▶ DESCRIPTION OF THE TASK
Using the data below, gather each line that includes the word "peak".

▶ Dataset listings of figures
────────────────────────────────────────
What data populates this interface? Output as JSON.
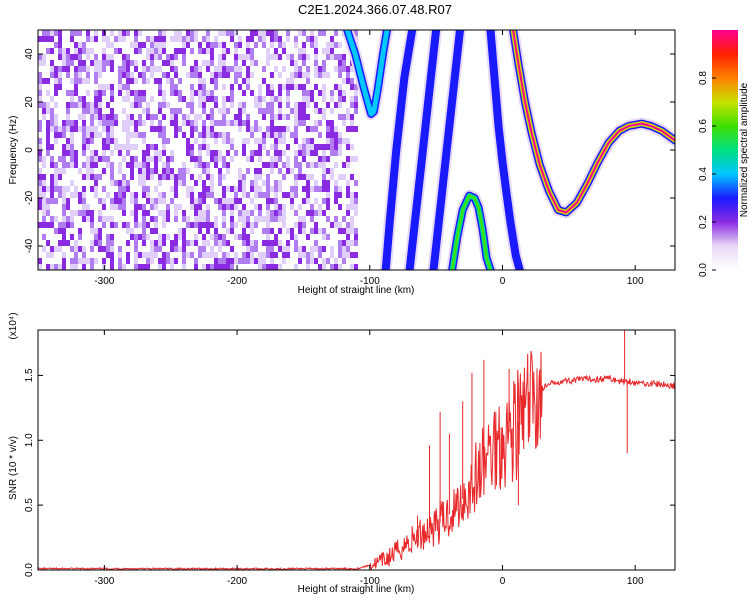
{
  "title": "C2E1.2024.366.07.48.R07",
  "chart_data": [
    {
      "type": "heatmap",
      "xlabel": "Height of straight line (km)",
      "ylabel": "Frequency (Hz)",
      "xlim": [
        -350,
        130
      ],
      "ylim": [
        -50,
        50
      ],
      "xticks": [
        -300,
        -200,
        -100,
        0,
        100
      ],
      "yticks": [
        -40,
        -20,
        0,
        20,
        40
      ],
      "colorbar": {
        "label": "Normalized spectral amplitude",
        "range": [
          0,
          1
        ],
        "ticks": [
          "0.0",
          "0.2",
          "0.4",
          "0.6",
          "0.8"
        ],
        "colors": [
          "#ffffff",
          "#e8d8f8",
          "#8a2be2",
          "#1a1aff",
          "#00c8ff",
          "#00e080",
          "#40e000",
          "#c8e000",
          "#ff8000",
          "#ff2000",
          "#ff0090"
        ]
      },
      "noise_region_x": [
        -350,
        -110
      ],
      "tracks": [
        {
          "x": [
            -117,
            -111,
            -105,
            -101,
            -99,
            -97,
            -94,
            -90,
            -87
          ],
          "y": [
            50,
            40,
            27,
            19,
            15,
            16,
            25,
            40,
            50
          ],
          "peak": 0.35
        },
        {
          "x": [
            -88,
            -85,
            -80,
            -74,
            -68
          ],
          "y": [
            -50,
            -30,
            0,
            30,
            50
          ],
          "peak": 0.25
        },
        {
          "x": [
            -70,
            -66,
            -60,
            -54,
            -50
          ],
          "y": [
            -50,
            -30,
            0,
            30,
            50
          ],
          "peak": 0.25
        },
        {
          "x": [
            -52,
            -48,
            -42,
            -36,
            -32
          ],
          "y": [
            -50,
            -30,
            0,
            30,
            50
          ],
          "peak": 0.25
        },
        {
          "x": [
            -38,
            -34,
            -30,
            -25,
            -21,
            -18,
            -15,
            -12,
            -9
          ],
          "y": [
            -50,
            -36,
            -25,
            -19,
            -20,
            -24,
            -33,
            -45,
            -50
          ],
          "peak": 0.55
        },
        {
          "x": [
            -9,
            -6,
            -3,
            0,
            3,
            6,
            10,
            13
          ],
          "y": [
            50,
            30,
            10,
            -5,
            -18,
            -30,
            -44,
            -50
          ],
          "peak": 0.3
        },
        {
          "x": [
            8,
            12,
            17,
            22,
            28,
            35,
            42,
            48,
            56,
            64,
            72,
            80,
            88,
            95,
            105,
            112,
            120,
            130
          ],
          "y": [
            50,
            36,
            20,
            7,
            -6,
            -17,
            -25,
            -26,
            -22,
            -14,
            -5,
            3,
            8,
            10,
            11,
            10,
            8,
            4
          ],
          "peak": 0.95
        }
      ]
    },
    {
      "type": "line",
      "xlabel": "Height of straight line (km)",
      "ylabel": "SNR (10 * v/v)",
      "y_multiplier": "(x10⁴)",
      "xlim": [
        -350,
        130
      ],
      "ylim": [
        0,
        1.85
      ],
      "xticks": [
        -300,
        -200,
        -100,
        0,
        100
      ],
      "yticks": [
        "0.0",
        "0.5",
        "1.0",
        "1.5"
      ],
      "series": [
        {
          "color": "#e8282a",
          "x": [
            -350,
            -200,
            -110,
            -95,
            -85,
            -75,
            -65,
            -55,
            -45,
            -35,
            -25,
            -15,
            -5,
            0,
            5,
            10,
            15,
            20,
            25,
            30,
            40,
            50,
            60,
            70,
            80,
            90,
            95,
            100,
            110,
            120,
            130
          ],
          "y": [
            0.01,
            0.01,
            0.01,
            0.05,
            0.1,
            0.18,
            0.25,
            0.32,
            0.38,
            0.48,
            0.62,
            0.8,
            0.98,
            1.02,
            1.06,
            1.12,
            1.18,
            1.25,
            1.33,
            1.4,
            1.45,
            1.46,
            1.47,
            1.47,
            1.48,
            1.45,
            1.46,
            1.44,
            1.44,
            1.43,
            1.42
          ]
        }
      ],
      "spikes": [
        {
          "x": -64,
          "y": 0.42
        },
        {
          "x": -55,
          "y": 0.96
        },
        {
          "x": -47,
          "y": 1.22
        },
        {
          "x": -40,
          "y": 1.05
        },
        {
          "x": -30,
          "y": 1.3
        },
        {
          "x": -23,
          "y": 1.52
        },
        {
          "x": -14,
          "y": 1.62
        },
        {
          "x": 5,
          "y": 1.55
        },
        {
          "x": 8,
          "y": 0.95
        },
        {
          "x": 12,
          "y": 0.5
        },
        {
          "x": 14,
          "y": 1.12
        },
        {
          "x": 92,
          "y": 1.85
        },
        {
          "x": 94,
          "y": 0.9
        }
      ]
    }
  ]
}
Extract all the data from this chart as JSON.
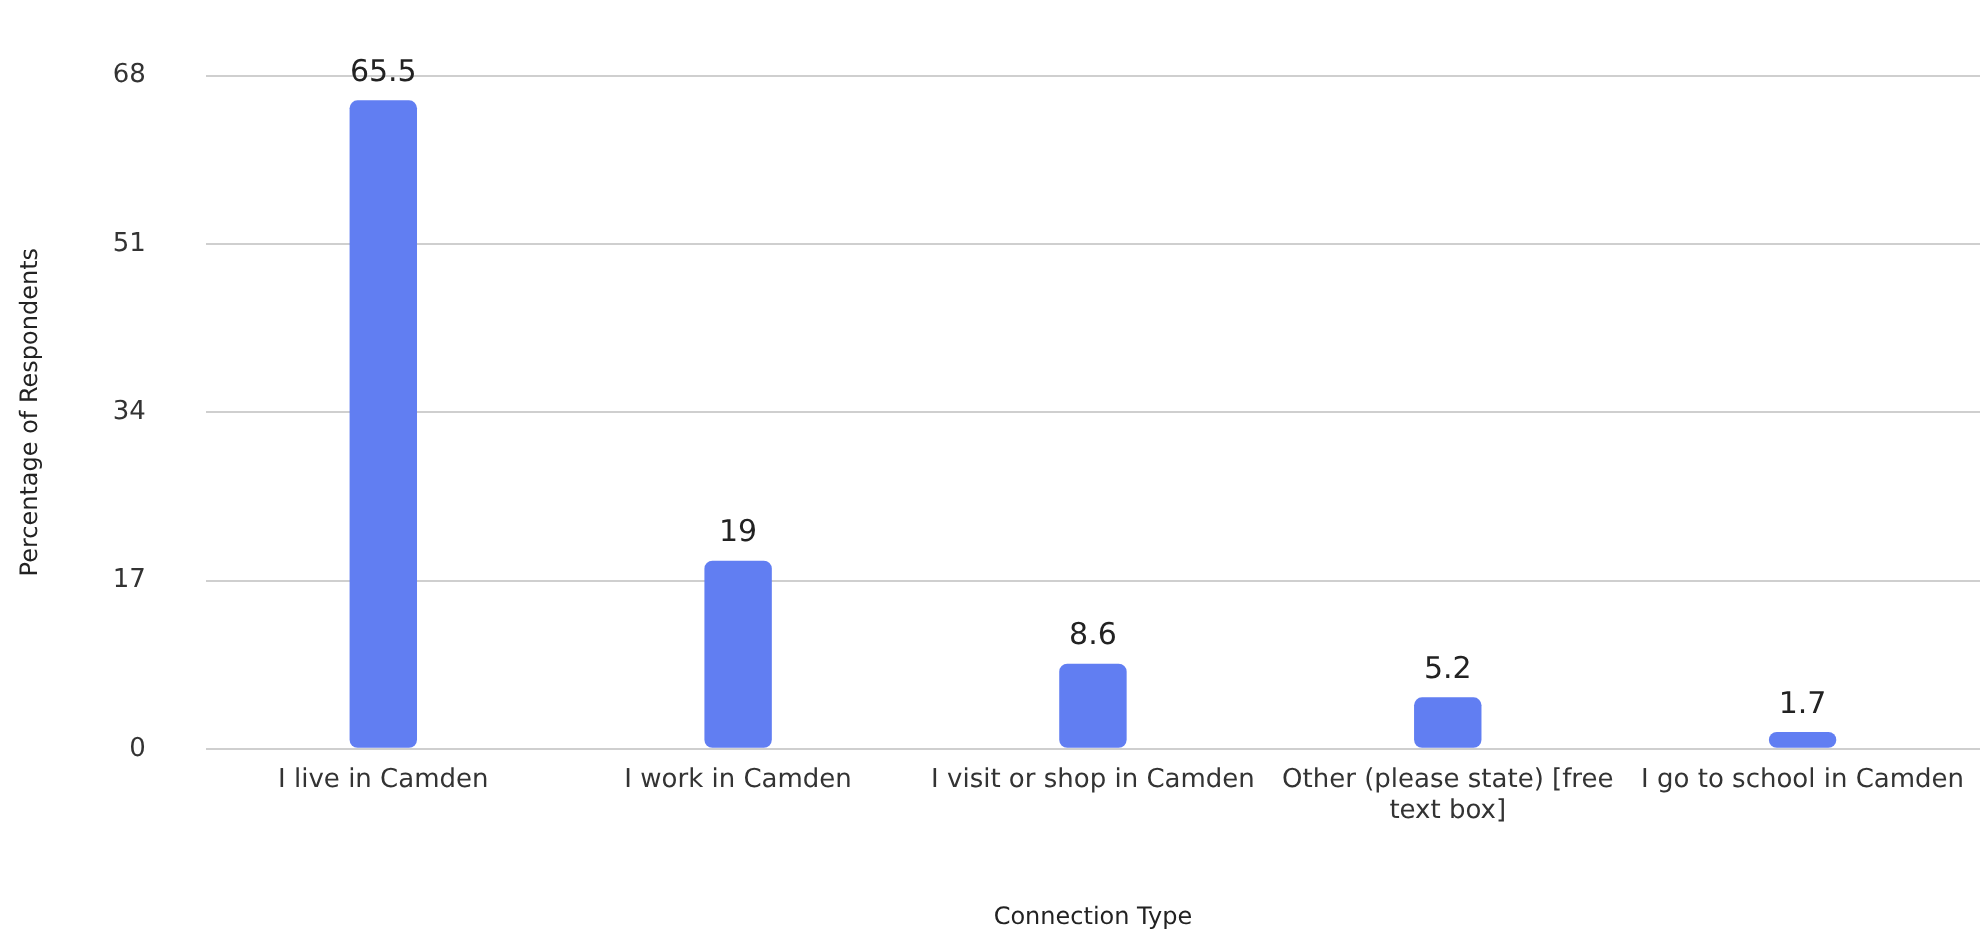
{
  "chart_data": {
    "type": "bar",
    "xlabel": "Connection Type",
    "ylabel": "Percentage of Respondents",
    "categories": [
      "I live in Camden",
      "I work in Camden",
      "I visit or shop in Camden",
      "Other (please state) [free text box]",
      "I go to school in Camden"
    ],
    "values": [
      65.5,
      19,
      8.6,
      5.2,
      1.7
    ],
    "color": "#617ef2",
    "ylim": [
      0,
      68
    ],
    "yticks": [
      0,
      17,
      34,
      51,
      68
    ],
    "grid": "y",
    "data_labels": true
  }
}
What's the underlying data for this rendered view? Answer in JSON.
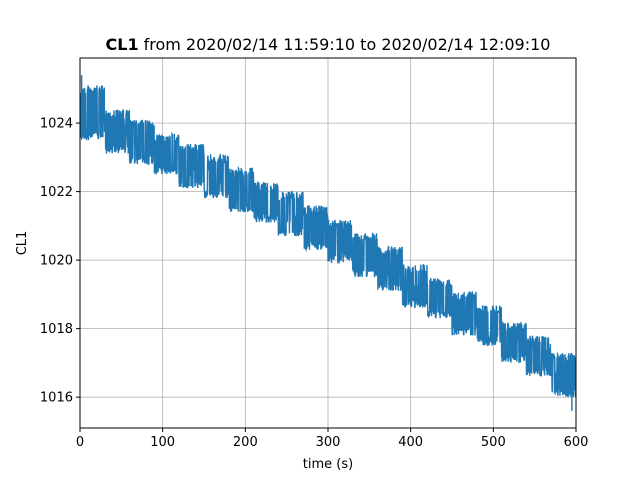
{
  "chart_data": {
    "type": "line",
    "title_channel": "CL1",
    "title_rest": "from 2020/02/14 11:59:10 to 2020/02/14 12:09:10",
    "xlabel": "time (s)",
    "ylabel": "CL1",
    "xlim": [
      0,
      600
    ],
    "ylim": [
      1015.1,
      1025.9
    ],
    "xticks": [
      0,
      100,
      200,
      300,
      400,
      500,
      600
    ],
    "yticks": [
      1016,
      1018,
      1020,
      1022,
      1024
    ],
    "grid": true,
    "series_color": "#1f77b4",
    "trend": {
      "x": [
        0,
        600
      ],
      "y": [
        1024.3,
        1016.3
      ]
    },
    "noise_band_halfwidth": 0.8,
    "segments": [
      {
        "x0": 0,
        "x1": 30,
        "low": 1023.5,
        "high": 1025.1
      },
      {
        "x0": 30,
        "x1": 60,
        "low": 1023.1,
        "high": 1024.4
      },
      {
        "x0": 60,
        "x1": 90,
        "low": 1022.8,
        "high": 1024.1
      },
      {
        "x0": 90,
        "x1": 120,
        "low": 1022.5,
        "high": 1023.7
      },
      {
        "x0": 120,
        "x1": 150,
        "low": 1022.1,
        "high": 1023.4
      },
      {
        "x0": 150,
        "x1": 180,
        "low": 1021.8,
        "high": 1023.1
      },
      {
        "x0": 180,
        "x1": 210,
        "low": 1021.4,
        "high": 1022.7
      },
      {
        "x0": 210,
        "x1": 240,
        "low": 1021.1,
        "high": 1022.3
      },
      {
        "x0": 240,
        "x1": 270,
        "low": 1020.7,
        "high": 1022.0
      },
      {
        "x0": 270,
        "x1": 300,
        "low": 1020.3,
        "high": 1021.6
      },
      {
        "x0": 300,
        "x1": 330,
        "low": 1019.9,
        "high": 1021.2
      },
      {
        "x0": 330,
        "x1": 360,
        "low": 1019.5,
        "high": 1020.8
      },
      {
        "x0": 360,
        "x1": 390,
        "low": 1019.1,
        "high": 1020.4
      },
      {
        "x0": 390,
        "x1": 420,
        "low": 1018.6,
        "high": 1019.9
      },
      {
        "x0": 420,
        "x1": 450,
        "low": 1018.3,
        "high": 1019.5
      },
      {
        "x0": 450,
        "x1": 480,
        "low": 1017.8,
        "high": 1019.1
      },
      {
        "x0": 480,
        "x1": 510,
        "low": 1017.5,
        "high": 1018.7
      },
      {
        "x0": 510,
        "x1": 540,
        "low": 1017.0,
        "high": 1018.2
      },
      {
        "x0": 540,
        "x1": 570,
        "low": 1016.6,
        "high": 1017.8
      },
      {
        "x0": 570,
        "x1": 600,
        "low": 1016.0,
        "high": 1017.3
      }
    ],
    "extremes": {
      "max": 1025.4,
      "min": 1015.6
    }
  }
}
────────────────────────────────────────
▶ THE RESULT
          "peak": 0.35
          "peak": 0.25
          "peak": 0.25
          "peak": 0.25
          "peak": 0.55
          "peak": 0.3
          "peak": 0.95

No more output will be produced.